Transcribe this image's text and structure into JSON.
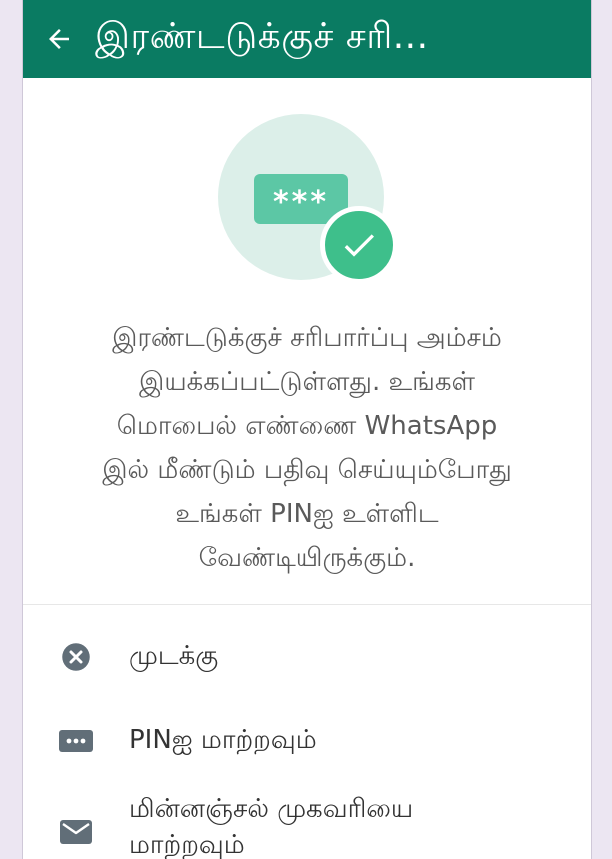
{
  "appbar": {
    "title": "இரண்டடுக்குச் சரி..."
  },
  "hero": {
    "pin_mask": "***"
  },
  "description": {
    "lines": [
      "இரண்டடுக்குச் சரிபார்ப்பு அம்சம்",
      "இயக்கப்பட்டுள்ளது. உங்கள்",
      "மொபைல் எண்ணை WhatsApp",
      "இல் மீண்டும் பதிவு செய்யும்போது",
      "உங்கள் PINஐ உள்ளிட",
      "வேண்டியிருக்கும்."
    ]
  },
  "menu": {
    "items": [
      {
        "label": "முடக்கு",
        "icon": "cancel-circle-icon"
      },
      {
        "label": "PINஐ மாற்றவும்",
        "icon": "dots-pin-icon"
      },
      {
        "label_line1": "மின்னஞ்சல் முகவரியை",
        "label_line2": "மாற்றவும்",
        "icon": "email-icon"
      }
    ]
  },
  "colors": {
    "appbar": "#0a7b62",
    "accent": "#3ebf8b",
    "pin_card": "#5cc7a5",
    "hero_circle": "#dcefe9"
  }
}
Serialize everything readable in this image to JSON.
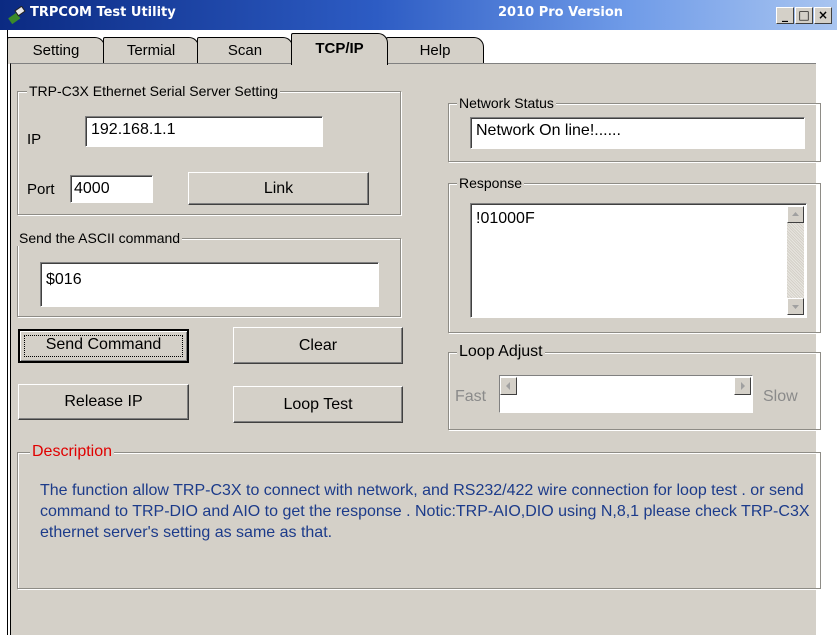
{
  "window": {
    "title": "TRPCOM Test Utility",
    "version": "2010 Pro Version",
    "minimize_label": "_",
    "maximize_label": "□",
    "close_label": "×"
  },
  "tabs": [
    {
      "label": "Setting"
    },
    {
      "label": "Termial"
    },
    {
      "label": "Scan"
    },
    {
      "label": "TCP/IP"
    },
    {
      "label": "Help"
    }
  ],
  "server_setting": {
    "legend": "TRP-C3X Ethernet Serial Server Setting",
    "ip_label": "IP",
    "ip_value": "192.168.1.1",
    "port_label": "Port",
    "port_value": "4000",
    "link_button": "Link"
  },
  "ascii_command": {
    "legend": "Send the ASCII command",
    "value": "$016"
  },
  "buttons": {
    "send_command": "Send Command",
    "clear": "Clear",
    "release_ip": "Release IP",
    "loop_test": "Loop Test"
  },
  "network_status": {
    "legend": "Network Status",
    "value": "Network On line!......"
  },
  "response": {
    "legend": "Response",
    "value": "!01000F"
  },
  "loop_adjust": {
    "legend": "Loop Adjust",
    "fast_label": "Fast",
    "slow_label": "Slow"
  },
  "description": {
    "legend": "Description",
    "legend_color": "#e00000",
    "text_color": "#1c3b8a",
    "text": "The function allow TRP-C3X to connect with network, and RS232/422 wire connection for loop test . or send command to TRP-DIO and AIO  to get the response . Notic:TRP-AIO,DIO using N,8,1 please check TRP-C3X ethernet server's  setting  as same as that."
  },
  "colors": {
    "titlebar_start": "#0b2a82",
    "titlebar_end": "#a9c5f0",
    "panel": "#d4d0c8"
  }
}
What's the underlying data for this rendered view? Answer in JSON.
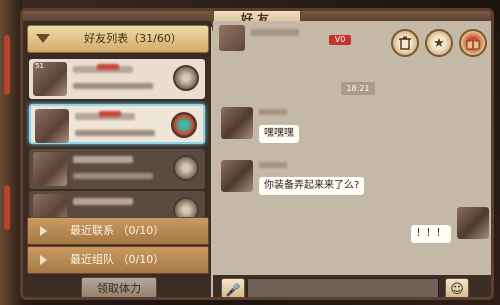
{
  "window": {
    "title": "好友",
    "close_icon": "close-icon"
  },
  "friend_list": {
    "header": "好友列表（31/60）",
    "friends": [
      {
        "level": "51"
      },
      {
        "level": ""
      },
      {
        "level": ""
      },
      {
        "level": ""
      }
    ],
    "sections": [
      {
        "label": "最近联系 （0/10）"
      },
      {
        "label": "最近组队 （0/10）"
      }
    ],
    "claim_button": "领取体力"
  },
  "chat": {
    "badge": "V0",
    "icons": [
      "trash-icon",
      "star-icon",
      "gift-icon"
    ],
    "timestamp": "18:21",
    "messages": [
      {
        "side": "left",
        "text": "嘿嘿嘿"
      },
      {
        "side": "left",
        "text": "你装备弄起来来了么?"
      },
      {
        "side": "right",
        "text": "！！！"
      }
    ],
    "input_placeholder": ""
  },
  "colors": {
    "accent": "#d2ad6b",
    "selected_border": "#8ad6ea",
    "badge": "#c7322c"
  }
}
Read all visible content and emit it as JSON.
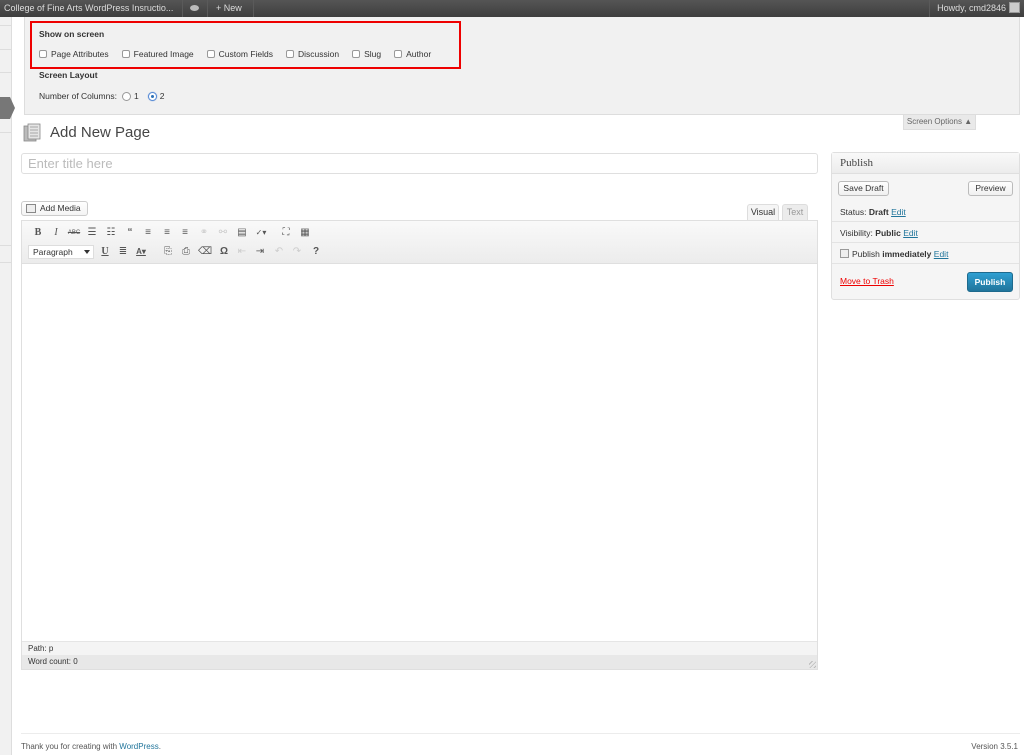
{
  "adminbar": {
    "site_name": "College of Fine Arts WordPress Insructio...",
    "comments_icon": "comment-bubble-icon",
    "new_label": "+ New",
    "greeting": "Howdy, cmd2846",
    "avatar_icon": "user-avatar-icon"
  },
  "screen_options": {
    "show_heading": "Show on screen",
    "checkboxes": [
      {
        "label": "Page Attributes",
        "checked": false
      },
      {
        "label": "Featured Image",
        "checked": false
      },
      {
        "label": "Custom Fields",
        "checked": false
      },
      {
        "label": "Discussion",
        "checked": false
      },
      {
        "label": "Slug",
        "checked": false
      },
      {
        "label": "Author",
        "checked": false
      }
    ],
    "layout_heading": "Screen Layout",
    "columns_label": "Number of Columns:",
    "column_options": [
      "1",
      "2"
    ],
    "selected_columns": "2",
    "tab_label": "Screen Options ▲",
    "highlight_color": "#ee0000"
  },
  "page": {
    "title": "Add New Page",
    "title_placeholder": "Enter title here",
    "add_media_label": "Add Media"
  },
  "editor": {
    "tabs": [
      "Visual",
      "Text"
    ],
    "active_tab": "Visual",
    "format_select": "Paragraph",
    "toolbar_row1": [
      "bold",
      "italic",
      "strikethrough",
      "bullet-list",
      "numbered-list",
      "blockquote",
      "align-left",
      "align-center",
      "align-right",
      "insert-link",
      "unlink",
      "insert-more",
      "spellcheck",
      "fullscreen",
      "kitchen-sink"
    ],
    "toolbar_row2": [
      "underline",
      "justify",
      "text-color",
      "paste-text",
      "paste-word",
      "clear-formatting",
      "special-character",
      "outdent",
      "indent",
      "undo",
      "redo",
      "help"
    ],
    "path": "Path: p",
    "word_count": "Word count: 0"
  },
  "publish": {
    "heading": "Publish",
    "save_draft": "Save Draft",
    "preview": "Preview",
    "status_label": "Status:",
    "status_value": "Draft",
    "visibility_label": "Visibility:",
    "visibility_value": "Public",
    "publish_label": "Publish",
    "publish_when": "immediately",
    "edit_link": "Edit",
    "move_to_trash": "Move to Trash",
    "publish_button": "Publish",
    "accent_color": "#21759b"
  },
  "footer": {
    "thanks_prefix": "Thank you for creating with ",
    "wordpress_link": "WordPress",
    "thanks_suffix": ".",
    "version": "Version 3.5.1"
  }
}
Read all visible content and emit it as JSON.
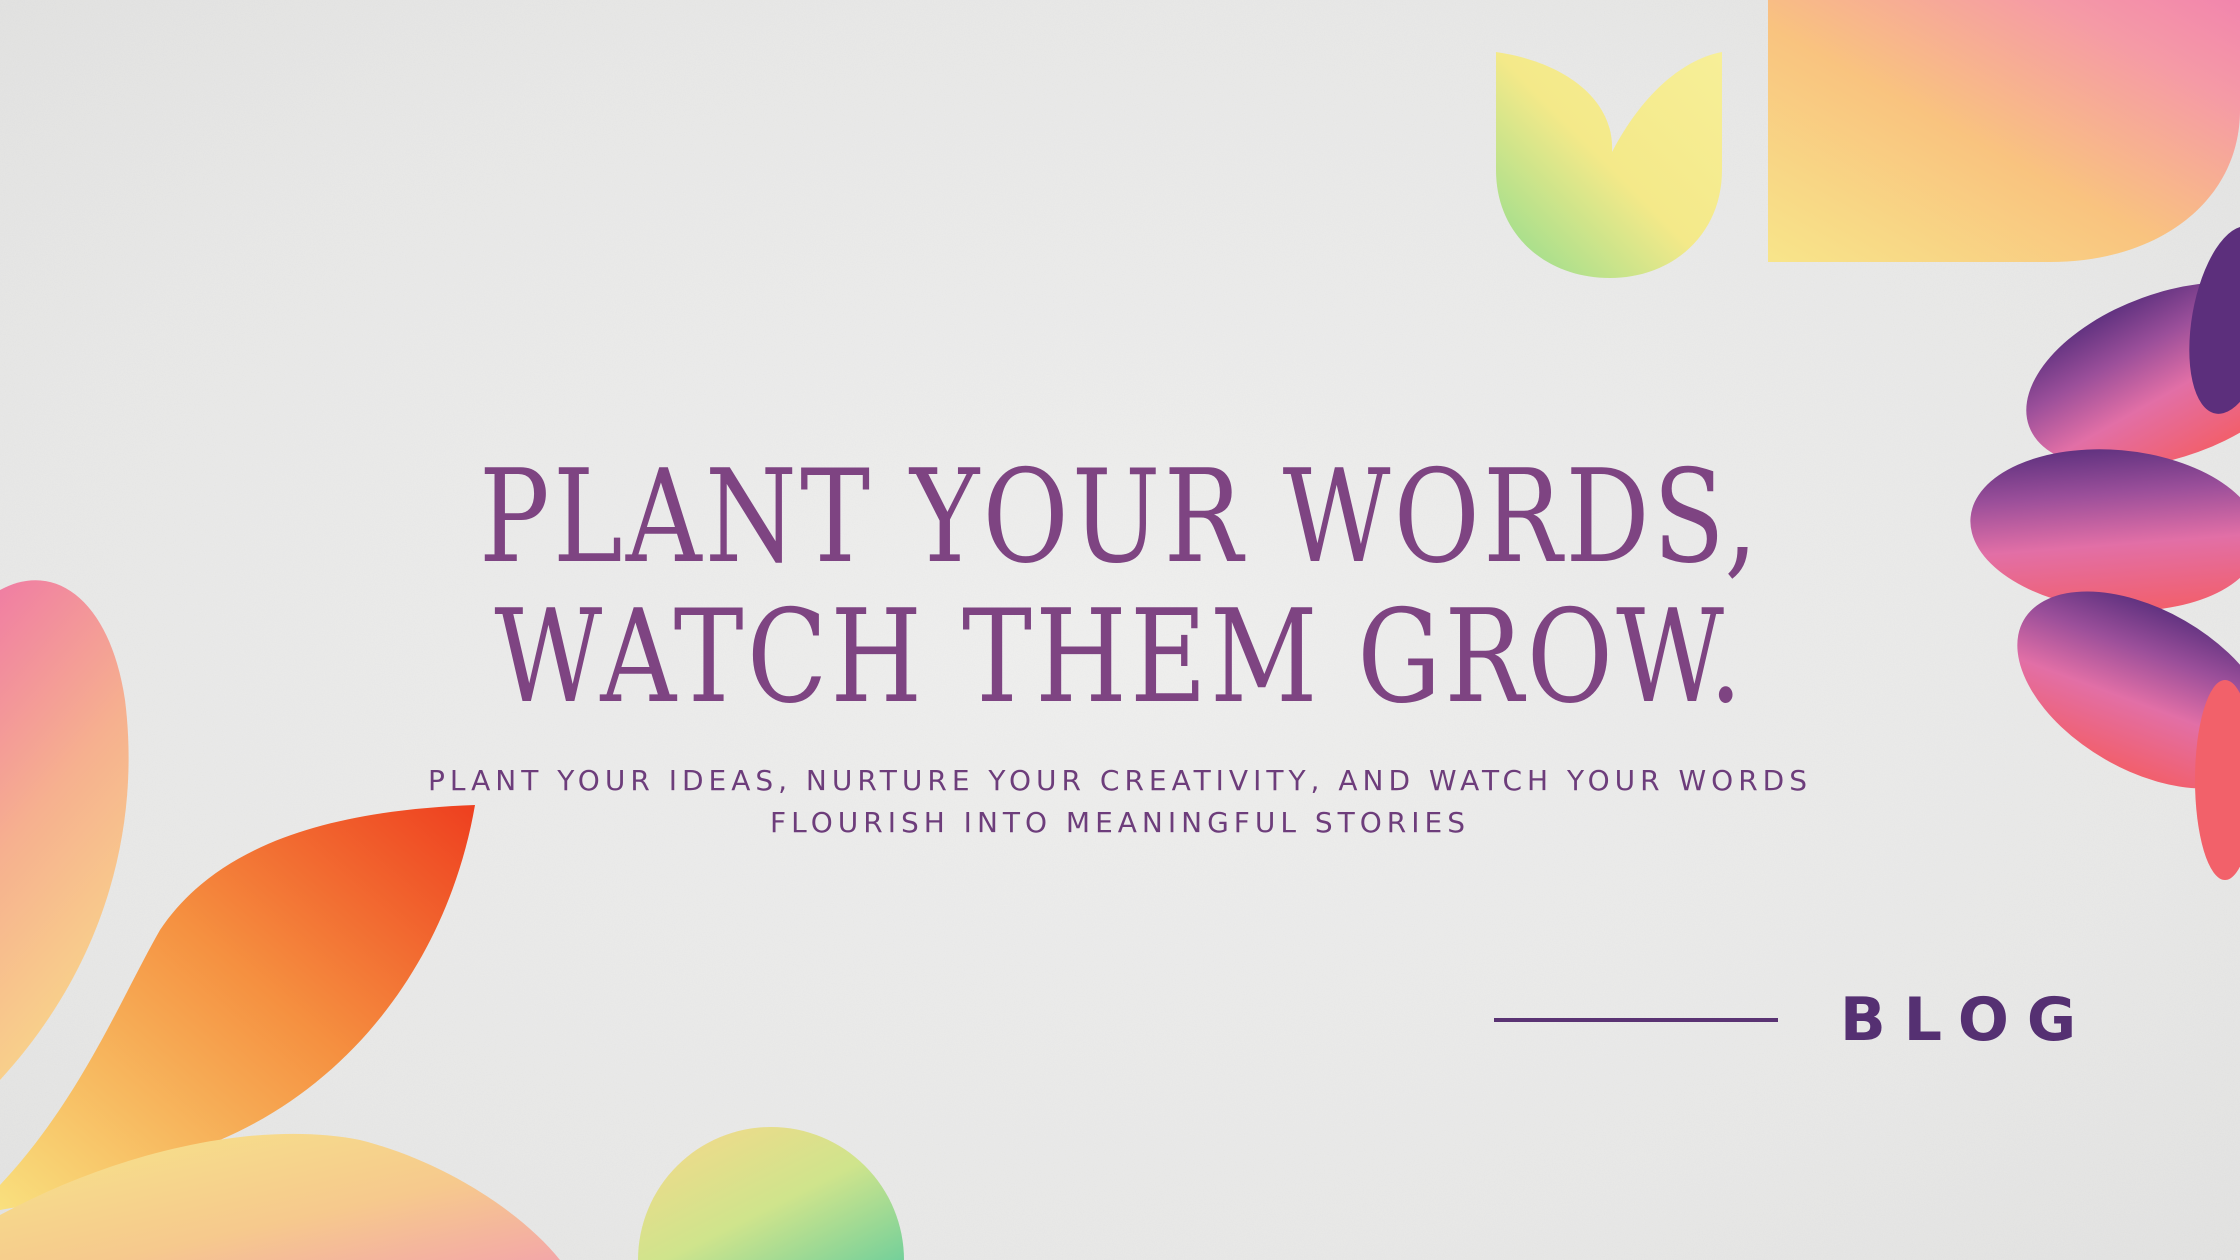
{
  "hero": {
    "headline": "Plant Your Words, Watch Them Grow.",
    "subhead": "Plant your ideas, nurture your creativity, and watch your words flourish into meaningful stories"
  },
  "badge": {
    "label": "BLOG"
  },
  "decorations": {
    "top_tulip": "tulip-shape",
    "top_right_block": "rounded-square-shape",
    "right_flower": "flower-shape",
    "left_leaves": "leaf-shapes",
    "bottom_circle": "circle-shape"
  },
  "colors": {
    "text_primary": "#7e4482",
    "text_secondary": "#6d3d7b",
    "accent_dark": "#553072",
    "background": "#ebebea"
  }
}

::::::::::

GIVEN PROBLEM: Transcribe the entries above verbatim, omitting their pictures.

COMPLETE OUTPUT:
Transcribe this image's text and structure into JSON.
{
  "appbar": {
    "title": "இரண்டடுக்குச் சரி..."
  },
  "hero": {
    "pin_mask": "***"
  },
  "description": {
    "lines": [
      "இரண்டடுக்குச் சரிபார்ப்பு அம்சம்",
      "இயக்கப்பட்டுள்ளது. உங்கள்",
      "மொபைல் எண்ணை WhatsApp",
      "இல் மீண்டும் பதிவு செய்யும்போது",
      "உங்கள் PINஐ உள்ளிட",
      "வேண்டியிருக்கும்."
    ]
  },
  "menu": {
    "items": [
      {
        "label": "முடக்கு",
        "icon": "cancel-circle-icon"
      },
      {
        "label": "PINஐ மாற்றவும்",
        "icon": "dots-pin-icon"
      },
      {
        "label_line1": "மின்னஞ்சல் முகவரியை",
        "label_line2": "மாற்றவும்",
        "icon": "email-icon"
      }
    ]
  },
  "colors": {
    "appbar": "#0a7b62",
    "accent": "#3ebf8b",
    "pin_card": "#5cc7a5",
    "hero_circle": "#dcefe9"
  }
}
Serialize everything readable in this image to JSON.
{
  "window": {
    "title": "TRPCOM Test Utility",
    "version": "2010 Pro Version",
    "minimize_label": "_",
    "maximize_label": "□",
    "close_label": "×"
  },
  "tabs": [
    {
      "label": "Setting"
    },
    {
      "label": "Termial"
    },
    {
      "label": "Scan"
    },
    {
      "label": "TCP/IP"
    },
    {
      "label": "Help"
    }
  ],
  "server_setting": {
    "legend": "TRP-C3X Ethernet Serial Server Setting",
    "ip_label": "IP",
    "ip_value": "192.168.1.1",
    "port_label": "Port",
    "port_value": "4000",
    "link_button": "Link"
  },
  "ascii_command": {
    "legend": "Send the ASCII command",
    "value": "$016"
  },
  "buttons": {
    "send_command": "Send Command",
    "clear": "Clear",
    "release_ip": "Release IP",
    "loop_test": "Loop Test"
  },
  "network_status": {
    "legend": "Network Status",
    "value": "Network On line!......"
  },
  "response": {
    "legend": "Response",
    "value": "!01000F"
  },
  "loop_adjust": {
    "legend": "Loop Adjust",
    "fast_label": "Fast",
    "slow_label": "Slow"
  },
  "description": {
    "legend": "Description",
    "legend_color": "#e00000",
    "text_color": "#1c3b8a",
    "text": "The function allow TRP-C3X to connect with network, and RS232/422 wire connection for loop test . or send command to TRP-DIO and AIO  to get the response . Notic:TRP-AIO,DIO using N,8,1 please check TRP-C3X ethernet server's  setting  as same as that."
  },
  "colors": {
    "titlebar_start": "#0b2a82",
    "titlebar_end": "#a9c5f0",
    "panel": "#d4d0c8"
  }
}
What's the underlying data for this rendered view? Answer in JSON.
{
  "window": {
    "title": "好友",
    "close_icon": "close-icon"
  },
  "friend_list": {
    "header": "好友列表（31/60）",
    "friends": [
      {
        "level": "51"
      },
      {
        "level": ""
      },
      {
        "level": ""
      },
      {
        "level": ""
      }
    ],
    "sections": [
      {
        "label": "最近联系 （0/10）"
      },
      {
        "label": "最近组队 （0/10）"
      }
    ],
    "claim_button": "领取体力"
  },
  "chat": {
    "badge": "V0",
    "icons": [
      "trash-icon",
      "star-icon",
      "gift-icon"
    ],
    "timestamp": "18:21",
    "messages": [
      {
        "side": "left",
        "text": "嘿嘿嘿"
      },
      {
        "side": "left",
        "text": "你装备弄起来来了么?"
      },
      {
        "side": "right",
        "text": "！！！"
      }
    ],
    "input_placeholder": ""
  },
  "colors": {
    "accent": "#d2ad6b",
    "selected_border": "#8ad6ea",
    "badge": "#c7322c"
  }
}
Read all visible content and emit it as JSON.
{
  "adminbar": {
    "site_name": "College of Fine Arts WordPress Insructio...",
    "comments_icon": "comment-bubble-icon",
    "new_label": "+ New",
    "greeting": "Howdy, cmd2846",
    "avatar_icon": "user-avatar-icon"
  },
  "screen_options": {
    "show_heading": "Show on screen",
    "checkboxes": [
      {
        "label": "Page Attributes",
        "checked": false
      },
      {
        "label": "Featured Image",
        "checked": false
      },
      {
        "label": "Custom Fields",
        "checked": false
      },
      {
        "label": "Discussion",
        "checked": false
      },
      {
        "label": "Slug",
        "checked": false
      },
      {
        "label": "Author",
        "checked": false
      }
    ],
    "layout_heading": "Screen Layout",
    "columns_label": "Number of Columns:",
    "column_options": [
      "1",
      "2"
    ],
    "selected_columns": "2",
    "tab_label": "Screen Options ▲",
    "highlight_color": "#ee0000"
  },
  "page": {
    "title": "Add New Page",
    "title_placeholder": "Enter title here",
    "add_media_label": "Add Media"
  },
  "editor": {
    "tabs": [
      "Visual",
      "Text"
    ],
    "active_tab": "Visual",
    "format_select": "Paragraph",
    "toolbar_row1": [
      "bold",
      "italic",
      "strikethrough",
      "bullet-list",
      "numbered-list",
      "blockquote",
      "align-left",
      "align-center",
      "align-right",
      "insert-link",
      "unlink",
      "insert-more",
      "spellcheck",
      "fullscreen",
      "kitchen-sink"
    ],
    "toolbar_row2": [
      "underline",
      "justify",
      "text-color",
      "paste-text",
      "paste-word",
      "clear-formatting",
      "special-character",
      "outdent",
      "indent",
      "undo",
      "redo",
      "help"
    ],
    "path": "Path: p",
    "word_count": "Word count: 0"
  },
  "publish": {
    "heading": "Publish",
    "save_draft": "Save Draft",
    "preview": "Preview",
    "status_label": "Status:",
    "status_value": "Draft",
    "visibility_label": "Visibility:",
    "visibility_value": "Public",
    "publish_label": "Publish",
    "publish_when": "immediately",
    "edit_link": "Edit",
    "move_to_trash": "Move to Trash",
    "publish_button": "Publish",
    "accent_color": "#21759b"
  },
  "footer": {
    "thanks_prefix": "Thank you for creating with ",
    "wordpress_link": "WordPress",
    "thanks_suffix": ".",
    "version": "Version 3.5.1"
  }
}
Read all visible content and emit it as JSON.
{
  "hero": {
    "headline": "Plant Your Words, Watch Them Grow.",
    "subhead": "Plant your ideas, nurture your creativity, and watch your words flourish into meaningful stories"
  },
  "badge": {
    "label": "BLOG"
  },
  "decorations": {
    "top_tulip": "tulip-shape",
    "top_right_block": "rounded-square-shape",
    "right_flower": "flower-shape",
    "left_leaves": "leaf-shapes",
    "bottom_circle": "circle-shape"
  },
  "colors": {
    "text_primary": "#7e4482",
    "text_secondary": "#6d3d7b",
    "accent_dark": "#553072",
    "background": "#ebebea"
  }
}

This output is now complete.